→ **OBJECTIVE**
State how many lines contain "VARACTOR", and write nothing except that count.
____
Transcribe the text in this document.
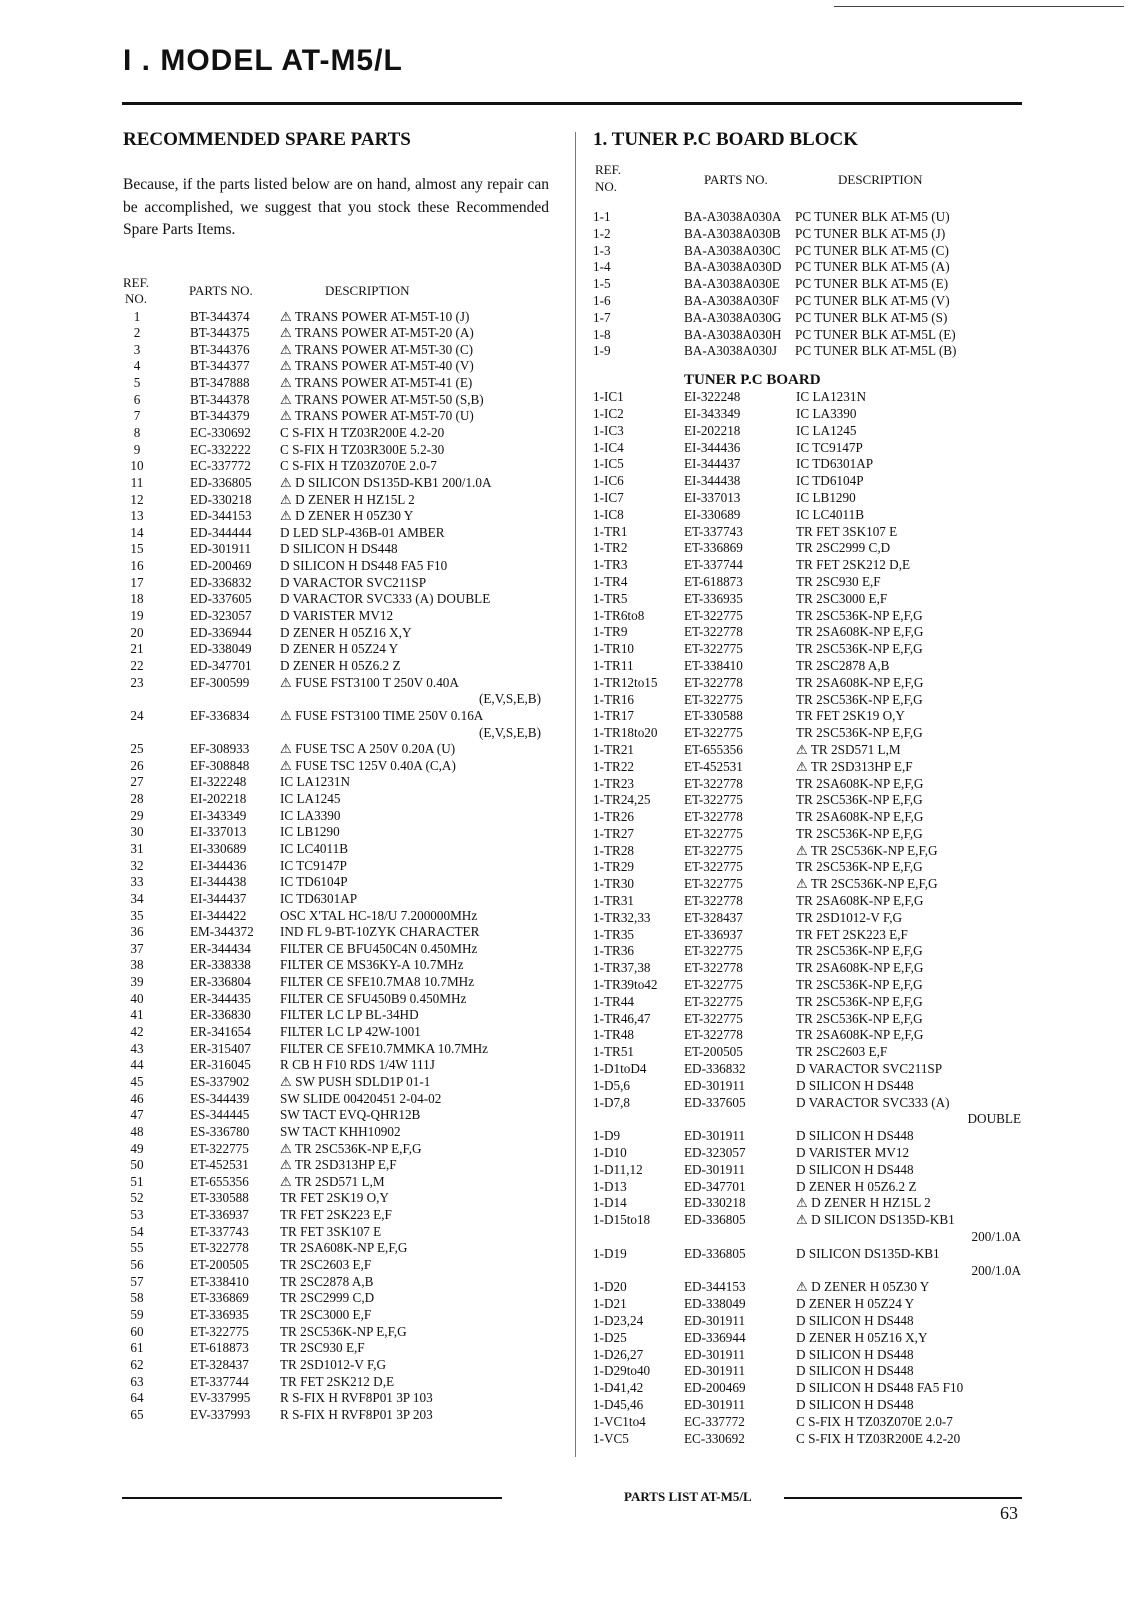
I . MODEL AT-M5/L
RECOMMENDED SPARE PARTS
Because, if the parts listed below are on hand, almost any repair can be accomplished, we suggest that you stock these Recommended Spare Parts Items.
REF.
NO.
PARTS NO.	DESCRIPTION
1	BT-344374 ⚠ TRANS POWER AT-M5T-10 (J)
2	BT-344375 ⚠ TRANS POWER AT-M5T-20 (A)
3	BT-344376 ⚠ TRANS POWER AT-M5T-30 (C)
4	BT-344377 ⚠ TRANS POWER AT-M5T-40 (V)
5	BT-347888 ⚠ TRANS POWER AT-M5T-41 (E)
6	BT-344378 ⚠ TRANS POWER AT-M5T-50 (S,B)
7	BT-344379 ⚠ TRANS POWER AT-M5T-70 (U)
8	EC-330692 C S-FIX H TZ03R200E 4.2-20
9	EC-332222 C S-FIX H TZ03R300E 5.2-30
10	EC-337772 C S-FIX H TZ03Z070E 2.0-7
11	ED-336805 ⚠ D SILICON DS135D-KB1 200/1.0A
12	ED-330218 ⚠ D ZENER H HZ15L 2
13	ED-344153 ⚠ D ZENER H 05Z30 Y
14	ED-344444 D LED SLP-436B-01 AMBER
15	ED-301911 D SILICON H DS448
16	ED-200469 D SILICON H DS448 FA5 F10
17	ED-336832 D VARACTOR SVC211SP
18	ED-337605 D VARACTOR SVC333 (A) DOUBLE
19	ED-323057 D VARISTER MV12
20	ED-336944 D ZENER H 05Z16 X,Y
21	ED-338049 D ZENER H 05Z24 Y
22	ED-347701 D ZENER H 05Z6.2 Z
23	EF-300599 ⚠ FUSE FST3100 T 250V 0.40A
(E,V,S,E,B)
24	EF-336834 ⚠ FUSE FST3100 TIME 250V 0.16A
(E,V,S,E,B)
25	EF-308933 ⚠ FUSE TSC A 250V 0.20A (U)
26	EF-308848 ⚠ FUSE TSC 125V 0.40A (C,A)
27	EI-322248	IC LA1231N
28	EI-202218	IC LA1245
29	EI-343349	IC LA3390
30	EI-337013	IC LB1290
31	EI-330689	IC LC4011B
32	EI-344436	IC TC9147P
33	EI-344438	IC TD6104P
34	EI-344437	IC TD6301AP
35	EI-344422	OSC X'TAL HC-18/U 7.200000MHz
36	EM-344372 IND FL 9-BT-10ZYK CHARACTER
37	ER-344434 FILTER CE BFU450C4N 0.450MHz
38	ER-338338 FILTER CE MS36KY-A 10.7MHz
39	ER-336804 FILTER CE SFE10.7MA8 10.7MHz
40	ER-344435 FILTER CE SFU450B9 0.450MHz
41	ER-336830 FILTER LC LP BL-34HD
42	ER-341654 FILTER LC LP 42W-1001
43	ER-315407 FILTER CE SFE10.7MMKA 10.7MHz
44	ER-316045 R CB H F10 RDS 1/4W 111J
45	ES-337902 ⚠ SW PUSH SDLD1P 01-1
46	ES-344439 SW SLIDE 00420451 2-04-02
47	ES-344445 SW TACT EVQ-QHR12B
48	ES-336780 SW TACT KHH10902
49	ET-322775 ⚠ TR 2SC536K-NP E,F,G
50	ET-452531 ⚠ TR 2SD313HP E,F
51	ET-655356 ⚠ TR 2SD571 L,M
52	ET-330588 TR FET 2SK19 O,Y
53	ET-336937 TR FET 2SK223 E,F
54	ET-337743 TR FET 3SK107 E
55	ET-322778 TR 2SA608K-NP E,F,G
56	ET-200505 TR 2SC2603 E,F
57	ET-338410 TR 2SC2878 A,B
58	ET-336869 TR 2SC2999 C,D
59	ET-336935 TR 2SC3000 E,F
60	ET-322775 TR 2SC536K-NP E,F,G
61	ET-618873 TR 2SC930 E,F
62	ET-328437 TR 2SD1012-V F,G
63	ET-337744 TR FET 2SK212 D,E
64	EV-337995 R S-FIX H RVF8P01 3P 103
65	EV-337993 R S-FIX H RVF8P01 3P 203
1. TUNER P.C BOARD BLOCK
REF.
NO.	PARTS NO.	DESCRIPTION
1-1	BA-A3038A030A PC TUNER BLK AT-M5 (U)
1-2	BA-A3038A030B PC TUNER BLK AT-M5 (J)
1-3	BA-A3038A030C PC TUNER BLK AT-M5 (C)
1-4	BA-A3038A030D PC TUNER BLK AT-M5 (A)
1-5	BA-A3038A030E PC TUNER BLK AT-M5 (E)
1-6	BA-A3038A030F PC TUNER BLK AT-M5 (V)
1-7	BA-A3038A030G PC TUNER BLK AT-M5 (S)
1-8	BA-A3038A030H PC TUNER BLK AT-M5L (E)
1-9	BA-A3038A030J PC TUNER BLK AT-M5L (B)
TUNER P.C BOARD
1-IC1	EI-322248	IC LA1231N
1-IC2	EI-343349	IC LA3390
1-IC3	EI-202218	IC LA1245
1-IC4	EI-344436	IC TC9147P
1-IC5	EI-344437	IC TD6301AP
1-IC6	EI-344438	IC TD6104P
1-IC7	EI-337013	IC LB1290
1-IC8	EI-330689	IC LC4011B
1-TR1	ET-337743	TR FET 3SK107 E
1-TR2	ET-336869	TR 2SC2999 C,D
1-TR3	ET-337744	TR FET 2SK212 D,E
1-TR4	ET-618873	TR 2SC930 E,F
1-TR5	ET-336935	TR 2SC3000 E,F
1-TR6to8	ET-322775	TR 2SC536K-NP E,F,G
1-TR9	ET-322778	TR 2SA608K-NP E,F,G
1-TR10	ET-322775	TR 2SC536K-NP E,F,G
1-TR11	ET-338410	TR 2SC2878 A,B
1-TR12to15 ET-322778	TR 2SA608K-NP E,F,G
1-TR16	ET-322775	TR 2SC536K-NP E,F,G
1-TR17	ET-330588	TR FET 2SK19 O,Y
1-TR18to20 ET-322775	TR 2SC536K-NP E,F,G
1-TR21	ET-655356	⚠ TR 2SD571 L,M
1-TR22	ET-452531	⚠ TR 2SD313HP E,F
1-TR23	ET-322778	TR 2SA608K-NP E,F,G
1-TR24,25	ET-322775	TR 2SC536K-NP E,F,G
1-TR26	ET-322778	TR 2SA608K-NP E,F,G
1-TR27	ET-322775	TR 2SC536K-NP E,F,G
1-TR28	ET-322775	⚠ TR 2SC536K-NP E,F,G
1-TR29	ET-322775	TR 2SC536K-NP E,F,G
1-TR30	ET-322775	⚠ TR 2SC536K-NP E,F,G
1-TR31	ET-322778	TR 2SA608K-NP E,F,G
1-TR32,33	ET-328437	TR 2SD1012-V F,G
1-TR35	ET-336937	TR FET 2SK223 E,F
1-TR36	ET-322775	TR 2SC536K-NP E,F,G
1-TR37,38	ET-322778	TR 2SA608K-NP E,F,G
1-TR39to42 ET-322775	TR 2SC536K-NP E,F,G
1-TR44	ET-322775	TR 2SC536K-NP E,F,G
1-TR46,47	ET-322775	TR 2SC536K-NP E,F,G
1-TR48	ET-322778	TR 2SA608K-NP E,F,G
1-TR51	ET-200505	TR 2SC2603 E,F
1-D1toD4	ED-336832	D VARACTOR SVC211SP
1-D5,6	ED-301911	D SILICON H DS448
1-D7,8	ED-337605	D VARACTOR SVC333 (A)
DOUBLE
1-D9	ED-301911	D SILICON H DS448
1-D10	ED-323057	D VARISTER MV12
1-D11,12	ED-301911	D SILICON H DS448
1-D13	ED-347701	D ZENER H 05Z6.2 Z
1-D14	ED-330218	⚠ D ZENER H HZ15L 2
1-D15to18	ED-336805	⚠ D SILICON DS135D-KB1
200/1.0A
1-D19	ED-336805	D SILICON DS135D-KB1
200/1.0A
1-D20	ED-344153	⚠ D ZENER H 05Z30 Y
1-D21	ED-338049	D ZENER H 05Z24 Y
1-D23,24	ED-301911	D SILICON H DS448
1-D25	ED-336944	D ZENER H 05Z16 X,Y
1-D26,27	ED-301911	D SILICON H DS448
1-D29to40	ED-301911	D SILICON H DS448
1-D41,42	ED-200469	D SILICON H DS448 FA5 F10
1-D45,46	ED-301911	D SILICON H DS448
1-VC1to4	EC-337772	C S-FIX H TZ03Z070E 2.0-7
1-VC5	EC-330692	C S-FIX H TZ03R200E 4.2-20
PARTS LIST AT-M5/L
63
____
→ **SOLUTION TO THIS PROBLEM**
4